Pick out every line with the word "description" and copy it.

(Data excerpts)
==========

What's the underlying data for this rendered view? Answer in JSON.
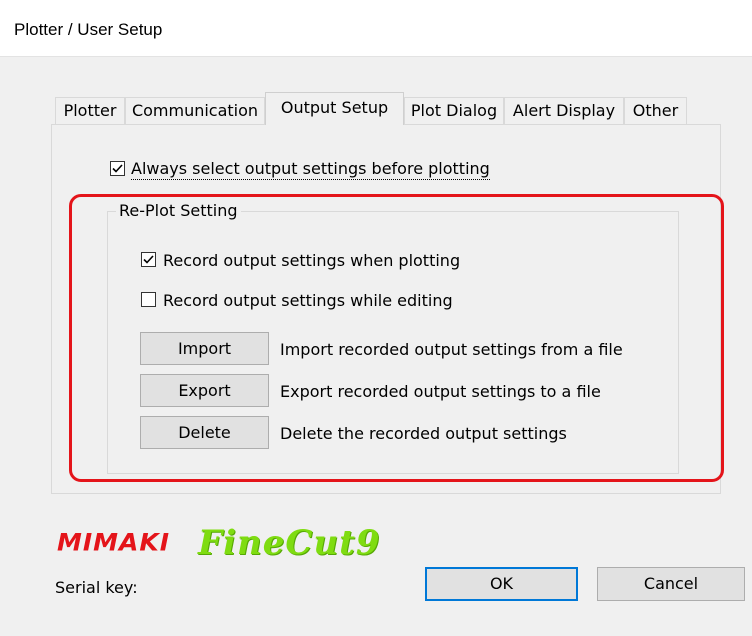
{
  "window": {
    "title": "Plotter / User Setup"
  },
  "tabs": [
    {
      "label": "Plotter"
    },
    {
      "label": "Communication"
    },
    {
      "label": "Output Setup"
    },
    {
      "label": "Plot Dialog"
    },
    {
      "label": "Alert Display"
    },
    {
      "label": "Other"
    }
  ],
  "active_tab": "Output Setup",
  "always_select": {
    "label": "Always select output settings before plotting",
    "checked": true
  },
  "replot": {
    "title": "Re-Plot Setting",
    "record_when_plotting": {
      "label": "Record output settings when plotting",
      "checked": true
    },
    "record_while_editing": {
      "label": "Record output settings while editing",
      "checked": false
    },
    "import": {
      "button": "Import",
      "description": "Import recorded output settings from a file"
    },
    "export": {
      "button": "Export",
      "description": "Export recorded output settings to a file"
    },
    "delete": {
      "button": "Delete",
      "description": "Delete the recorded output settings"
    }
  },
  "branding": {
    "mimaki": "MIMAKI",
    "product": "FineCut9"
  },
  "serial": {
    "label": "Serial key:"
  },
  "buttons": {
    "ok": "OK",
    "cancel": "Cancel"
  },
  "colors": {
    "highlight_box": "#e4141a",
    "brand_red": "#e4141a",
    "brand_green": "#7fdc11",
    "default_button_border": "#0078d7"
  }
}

==========

_RESPONSE TO THE EXERCISE:_
      "description": "Import recorded output settings from a file"
      "description": "Export recorded output settings to a file"
      "description": "Delete the recorded output settings"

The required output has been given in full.